[Start Data for this task]
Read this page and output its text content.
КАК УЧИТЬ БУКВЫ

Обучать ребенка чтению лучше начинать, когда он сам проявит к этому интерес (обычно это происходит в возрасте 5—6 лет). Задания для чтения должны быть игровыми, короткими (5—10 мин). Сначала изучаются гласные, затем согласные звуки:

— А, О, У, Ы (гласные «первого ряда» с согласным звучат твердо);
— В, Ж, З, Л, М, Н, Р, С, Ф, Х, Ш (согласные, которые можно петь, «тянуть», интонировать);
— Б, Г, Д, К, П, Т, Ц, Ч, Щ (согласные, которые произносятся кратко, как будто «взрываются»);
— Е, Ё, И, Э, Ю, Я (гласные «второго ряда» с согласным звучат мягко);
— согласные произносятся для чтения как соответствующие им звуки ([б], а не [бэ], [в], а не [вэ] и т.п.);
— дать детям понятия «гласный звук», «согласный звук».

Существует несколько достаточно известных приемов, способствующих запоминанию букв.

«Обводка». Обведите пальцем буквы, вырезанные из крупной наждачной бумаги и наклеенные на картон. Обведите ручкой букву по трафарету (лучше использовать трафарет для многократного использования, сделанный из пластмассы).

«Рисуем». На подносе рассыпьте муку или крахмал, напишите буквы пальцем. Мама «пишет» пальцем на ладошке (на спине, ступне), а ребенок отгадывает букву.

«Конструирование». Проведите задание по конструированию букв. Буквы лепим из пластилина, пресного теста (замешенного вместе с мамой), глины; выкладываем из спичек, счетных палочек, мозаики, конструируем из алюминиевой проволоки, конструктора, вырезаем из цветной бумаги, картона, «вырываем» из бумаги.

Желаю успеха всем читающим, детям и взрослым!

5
[End Data for this task]
What is being asked.
Reproduce the full listing above, character for character.

Reply.
Read this page and output its text content.
КАК УЧИТЬ БУКВЫ

Обучать ребенка чтению лучше начинать, когда он сам проявит к этому интерес (обычно это происходит в возрасте 5—6 лет). Задания для чтения должны быть игровыми, короткими (5—10 мин). Сначала изучаются гласные, затем согласные звуки:

— А, О, У, Ы (гласные «первого ряда» с согласным звучат твердо);
— В, Ж, З, Л, М, Н, Р, С, Ф, Х, Ш (согласные, которые можно петь, «тянуть», интонировать);
— Б, Г, Д, К, П, Т, Ц, Ч, Щ (согласные, которые произносятся кратко, как будто «взрываются»);
— Е, Ё, И, Э, Ю, Я (гласные «второго ряда» с согласным звучат мягко);
— согласные произносятся для чтения как соответствующие им звуки ([б], а не [бэ], [в], а не [вэ] и т.п.);
— дать детям понятия «гласный звук», «согласный звук».

Существует несколько достаточно известных приемов, способствующих запоминанию букв.

«Обводка». Обведите пальцем буквы, вырезанные из крупной наждачной бумаги и наклеенные на картон. Обведите ручкой букву по трафарету (лучше использовать трафарет для многократного использования, сделанный из пластмассы).

«Рисуем». На подносе рассыпьте муку или крахмал, напишите буквы пальцем. Мама «пишет» пальцем на ладошке (на спине, ступне), а ребенок отгадывает букву.

«Конструирование». Проведите задание по конструированию букв. Буквы лепим из пластилина, пресного теста (замешенного вместе с мамой), глины; выкладываем из спичек, счетных палочек, мозаики, конструируем из алюминиевой проволоки, конструктора, вырезаем из цветной бумаги, картона, «вырываем» из бумаги.

Желаю успеха всем читающим, детям и взрослым!

5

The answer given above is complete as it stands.